> **Given instruction**:
In the material below, the lines containing the word "content" are required; copy each of them.

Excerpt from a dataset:
====================
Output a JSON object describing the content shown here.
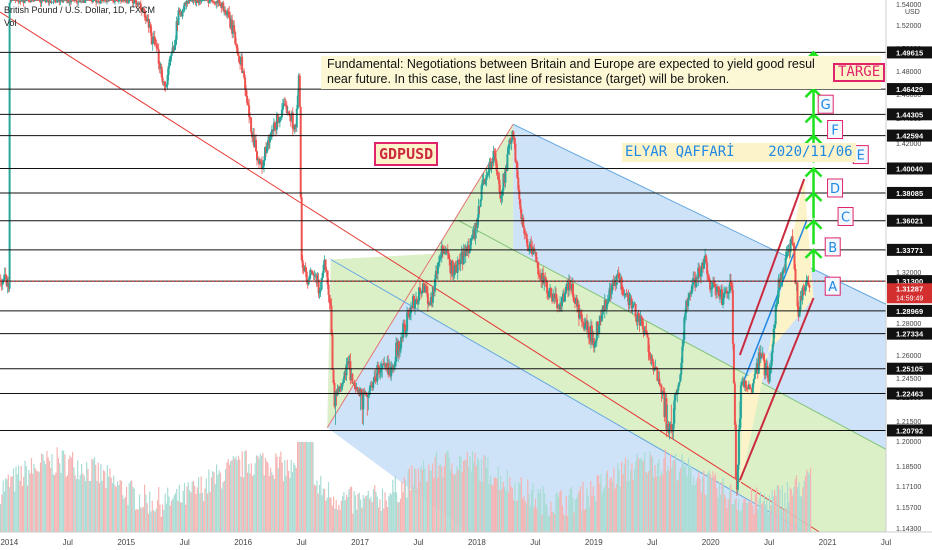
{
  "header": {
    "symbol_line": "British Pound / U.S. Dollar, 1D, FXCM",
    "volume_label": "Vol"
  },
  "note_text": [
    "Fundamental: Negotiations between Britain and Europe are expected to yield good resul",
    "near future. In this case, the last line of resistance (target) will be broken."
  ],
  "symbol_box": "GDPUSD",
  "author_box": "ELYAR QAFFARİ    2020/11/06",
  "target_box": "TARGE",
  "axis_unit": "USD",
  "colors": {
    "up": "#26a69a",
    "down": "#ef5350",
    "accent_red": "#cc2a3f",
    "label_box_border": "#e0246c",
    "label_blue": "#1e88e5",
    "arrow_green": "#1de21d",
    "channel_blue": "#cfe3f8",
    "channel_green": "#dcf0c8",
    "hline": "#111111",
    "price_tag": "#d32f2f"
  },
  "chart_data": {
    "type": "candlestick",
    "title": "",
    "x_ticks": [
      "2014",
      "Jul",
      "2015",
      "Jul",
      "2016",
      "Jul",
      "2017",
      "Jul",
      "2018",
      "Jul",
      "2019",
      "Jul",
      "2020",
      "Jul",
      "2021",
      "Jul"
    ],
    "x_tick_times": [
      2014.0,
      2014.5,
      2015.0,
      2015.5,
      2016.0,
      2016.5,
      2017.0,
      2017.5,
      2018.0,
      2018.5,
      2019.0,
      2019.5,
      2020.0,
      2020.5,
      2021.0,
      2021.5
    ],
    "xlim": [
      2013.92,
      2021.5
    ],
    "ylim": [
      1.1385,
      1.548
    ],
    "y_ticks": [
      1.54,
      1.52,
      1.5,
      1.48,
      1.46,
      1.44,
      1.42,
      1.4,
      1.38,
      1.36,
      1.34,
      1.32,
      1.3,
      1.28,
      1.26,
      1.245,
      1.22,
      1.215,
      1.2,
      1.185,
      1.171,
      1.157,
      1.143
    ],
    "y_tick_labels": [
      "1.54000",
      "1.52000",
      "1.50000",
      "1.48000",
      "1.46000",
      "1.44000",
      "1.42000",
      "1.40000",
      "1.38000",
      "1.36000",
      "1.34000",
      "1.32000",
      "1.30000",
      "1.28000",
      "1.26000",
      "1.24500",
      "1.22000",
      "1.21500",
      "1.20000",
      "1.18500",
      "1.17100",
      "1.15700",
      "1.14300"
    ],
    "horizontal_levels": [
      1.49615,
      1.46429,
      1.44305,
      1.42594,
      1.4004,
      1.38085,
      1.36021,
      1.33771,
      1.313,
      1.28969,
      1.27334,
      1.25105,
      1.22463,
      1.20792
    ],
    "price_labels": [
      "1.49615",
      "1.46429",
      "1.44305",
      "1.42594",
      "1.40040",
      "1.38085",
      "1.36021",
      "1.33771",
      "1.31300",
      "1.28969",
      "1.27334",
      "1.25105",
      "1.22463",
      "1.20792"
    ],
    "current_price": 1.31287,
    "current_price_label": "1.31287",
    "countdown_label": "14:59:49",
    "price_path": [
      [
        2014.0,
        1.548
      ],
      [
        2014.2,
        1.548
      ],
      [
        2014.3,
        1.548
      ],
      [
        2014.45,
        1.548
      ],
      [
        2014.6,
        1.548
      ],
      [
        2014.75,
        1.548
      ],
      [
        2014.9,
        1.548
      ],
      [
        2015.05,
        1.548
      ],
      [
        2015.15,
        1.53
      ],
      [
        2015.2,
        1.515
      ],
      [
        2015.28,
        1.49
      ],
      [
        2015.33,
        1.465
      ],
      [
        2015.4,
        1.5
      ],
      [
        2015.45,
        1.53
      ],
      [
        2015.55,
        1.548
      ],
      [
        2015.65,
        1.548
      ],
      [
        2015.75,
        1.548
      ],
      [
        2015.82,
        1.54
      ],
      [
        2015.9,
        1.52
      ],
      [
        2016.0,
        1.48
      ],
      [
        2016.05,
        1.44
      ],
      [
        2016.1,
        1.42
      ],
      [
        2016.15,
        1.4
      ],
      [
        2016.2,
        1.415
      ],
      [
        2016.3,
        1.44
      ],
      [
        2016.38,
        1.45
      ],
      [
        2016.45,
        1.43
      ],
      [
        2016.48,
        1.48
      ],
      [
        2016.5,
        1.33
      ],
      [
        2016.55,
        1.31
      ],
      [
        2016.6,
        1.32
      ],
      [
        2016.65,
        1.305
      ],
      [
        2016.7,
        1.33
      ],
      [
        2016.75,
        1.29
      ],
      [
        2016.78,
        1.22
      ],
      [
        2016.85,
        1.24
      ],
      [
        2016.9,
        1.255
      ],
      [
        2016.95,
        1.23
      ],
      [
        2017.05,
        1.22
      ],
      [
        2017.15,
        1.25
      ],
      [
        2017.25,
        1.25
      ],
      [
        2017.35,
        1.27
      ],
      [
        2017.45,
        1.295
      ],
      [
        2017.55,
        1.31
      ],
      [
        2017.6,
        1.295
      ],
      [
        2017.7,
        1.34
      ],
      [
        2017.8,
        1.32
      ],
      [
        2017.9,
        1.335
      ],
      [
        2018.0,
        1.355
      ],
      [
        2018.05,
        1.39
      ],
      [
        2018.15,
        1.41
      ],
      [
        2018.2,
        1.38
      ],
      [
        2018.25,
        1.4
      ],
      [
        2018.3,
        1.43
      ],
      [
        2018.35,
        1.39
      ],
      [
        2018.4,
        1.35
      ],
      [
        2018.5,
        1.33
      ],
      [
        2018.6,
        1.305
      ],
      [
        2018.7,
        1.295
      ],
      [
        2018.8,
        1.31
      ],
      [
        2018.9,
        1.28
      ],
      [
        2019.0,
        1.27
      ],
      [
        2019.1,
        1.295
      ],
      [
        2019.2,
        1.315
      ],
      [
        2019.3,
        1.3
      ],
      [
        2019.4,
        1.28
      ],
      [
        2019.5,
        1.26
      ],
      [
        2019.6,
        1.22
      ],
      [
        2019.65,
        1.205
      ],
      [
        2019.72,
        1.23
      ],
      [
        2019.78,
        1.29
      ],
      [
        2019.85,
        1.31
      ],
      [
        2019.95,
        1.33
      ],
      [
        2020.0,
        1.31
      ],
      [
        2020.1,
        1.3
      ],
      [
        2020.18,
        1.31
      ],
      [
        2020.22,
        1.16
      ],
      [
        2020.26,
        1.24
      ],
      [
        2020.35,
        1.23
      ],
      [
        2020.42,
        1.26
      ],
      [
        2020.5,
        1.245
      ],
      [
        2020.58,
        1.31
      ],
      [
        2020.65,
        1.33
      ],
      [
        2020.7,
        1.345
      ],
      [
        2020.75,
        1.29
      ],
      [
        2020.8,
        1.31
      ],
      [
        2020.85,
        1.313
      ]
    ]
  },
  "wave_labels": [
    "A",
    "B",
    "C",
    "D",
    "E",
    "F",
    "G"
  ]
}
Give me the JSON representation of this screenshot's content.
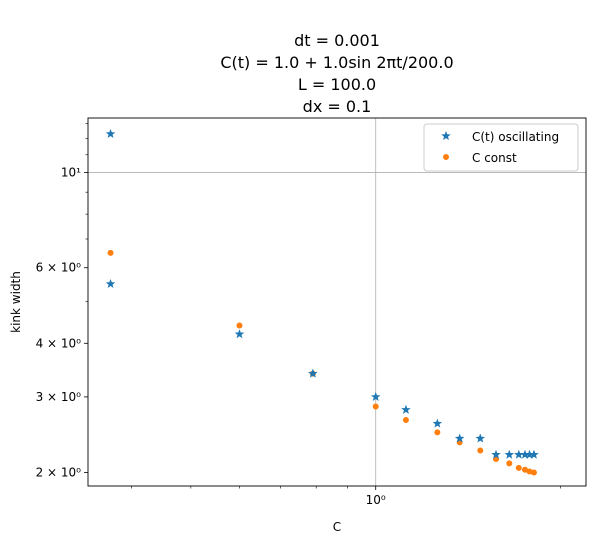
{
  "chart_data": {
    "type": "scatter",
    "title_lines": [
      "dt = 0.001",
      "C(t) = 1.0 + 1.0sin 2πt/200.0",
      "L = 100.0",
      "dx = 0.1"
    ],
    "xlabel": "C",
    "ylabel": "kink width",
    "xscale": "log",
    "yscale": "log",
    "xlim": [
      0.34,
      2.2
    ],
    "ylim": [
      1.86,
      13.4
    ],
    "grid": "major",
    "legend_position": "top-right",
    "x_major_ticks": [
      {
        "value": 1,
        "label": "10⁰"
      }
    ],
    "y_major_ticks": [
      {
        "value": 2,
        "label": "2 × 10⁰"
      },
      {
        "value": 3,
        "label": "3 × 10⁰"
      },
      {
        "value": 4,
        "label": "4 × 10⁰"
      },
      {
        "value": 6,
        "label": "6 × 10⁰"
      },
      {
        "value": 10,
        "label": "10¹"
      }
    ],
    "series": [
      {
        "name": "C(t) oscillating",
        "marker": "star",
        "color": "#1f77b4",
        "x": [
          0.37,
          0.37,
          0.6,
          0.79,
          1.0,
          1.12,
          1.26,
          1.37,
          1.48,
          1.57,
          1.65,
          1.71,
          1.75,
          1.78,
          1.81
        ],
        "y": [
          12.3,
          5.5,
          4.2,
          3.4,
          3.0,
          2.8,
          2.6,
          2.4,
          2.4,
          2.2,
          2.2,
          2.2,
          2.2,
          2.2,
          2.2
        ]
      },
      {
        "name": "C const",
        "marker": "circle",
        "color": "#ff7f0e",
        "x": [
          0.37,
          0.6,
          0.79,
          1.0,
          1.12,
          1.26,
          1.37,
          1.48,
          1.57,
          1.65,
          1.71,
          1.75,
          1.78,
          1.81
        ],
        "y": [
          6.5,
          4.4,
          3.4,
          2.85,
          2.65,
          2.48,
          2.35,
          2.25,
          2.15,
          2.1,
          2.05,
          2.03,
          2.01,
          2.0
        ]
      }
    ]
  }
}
====================
> **Problem solution**:
Output a JSON object describing the content shown here.
Give me the JSON representation of this screenshot's content.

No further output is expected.